* [DESCRIPTION OF THE TASK]
Lines that contain the string "nebo" are to be copied; leave out all others.

* [DATA FOR THIS TASK]
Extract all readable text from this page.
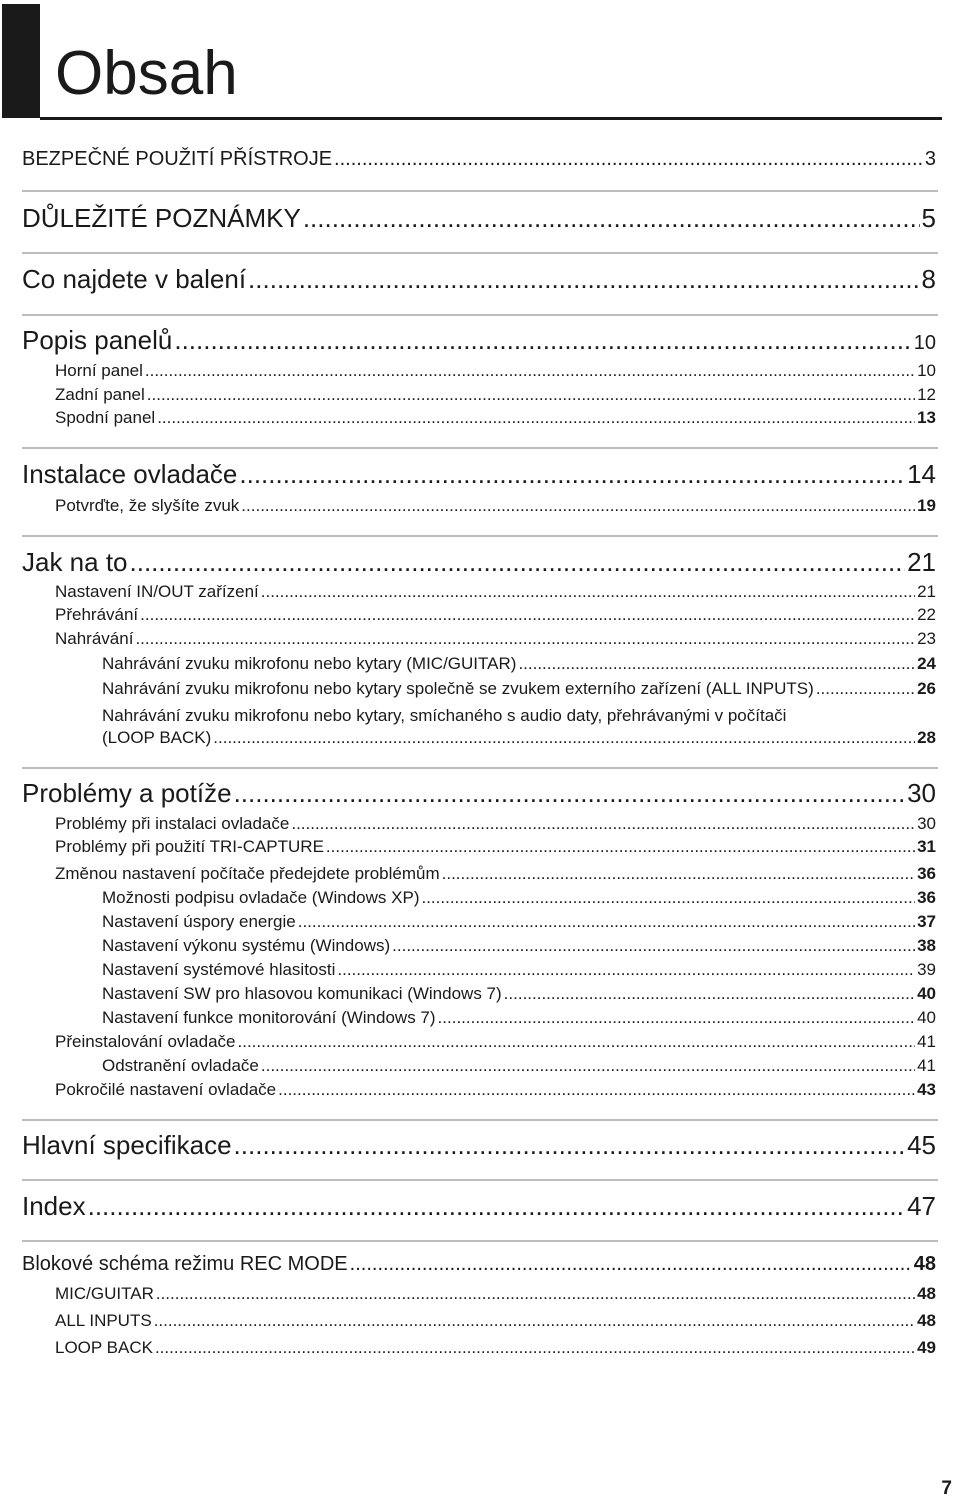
Obsah
BEZPEČNÉ POUŽITÍ PŘÍSTROJE .....	3
DŮLEŽITÉ POZNÁMKY .....	5
Co najdete v balení .....	8
Popis panelů .....	10
Horní panel .....	10
Zadní panel .....	12
Spodní panel .....	13
Instalace ovladače .....	14
Potvrďte, že slyšíte zvuk .....	19
Jak na to .....	21
Nastavení IN/OUT zařízení .....	21
Přehrávání .....	22
Nahrávání .....	23
Nahrávání zvuku mikrofonu nebo kytary (MIC/GUITAR) .....	24
Nahrávání zvuku mikrofonu nebo kytary společně se zvukem externího zařízení (ALL INPUTS) .....	26
Nahrávání zvuku mikrofonu nebo kytary, smíchaného s audio daty, přehrávanými v počítači
(LOOP BACK) .....	28
Problémy a potíže .....	30
Problémy při instalaci ovladače .....	30
Problémy při použití TRI-CAPTURE .....	31
Změnou nastavení počítače předejdete problémům .....	36
Možnosti podpisu ovladače (Windows XP) .....	36
Nastavení úspory energie .....	37
Nastavení výkonu systému (Windows) .....	38
Nastavení systémové hlasitosti .....	39
Nastavení SW pro hlasovou komunikaci (Windows 7) .....	40
Nastavení funkce monitorování (Windows 7) .....	40
Přeinstalování ovladače .....	41
Odstranění ovladače .....	41
Pokročilé nastavení ovladače .....	43
Hlavní specifikace .....	45
Index .....	47
Blokové schéma režimu REC MODE .....	48
MIC/GUITAR .....	48
ALL INPUTS .....	48
LOOP BACK .....	49
7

* [ANSWER IN FULL]
Nahrávání zvuku mikrofonu nebo kytary (MIC/GUITAR) .....	24
Nahrávání zvuku mikrofonu nebo kytary společně se zvukem externího zařízení (ALL INPUTS) .....	26
Nahrávání zvuku mikrofonu nebo kytary, smíchaného s audio daty, přehrávanými v počítači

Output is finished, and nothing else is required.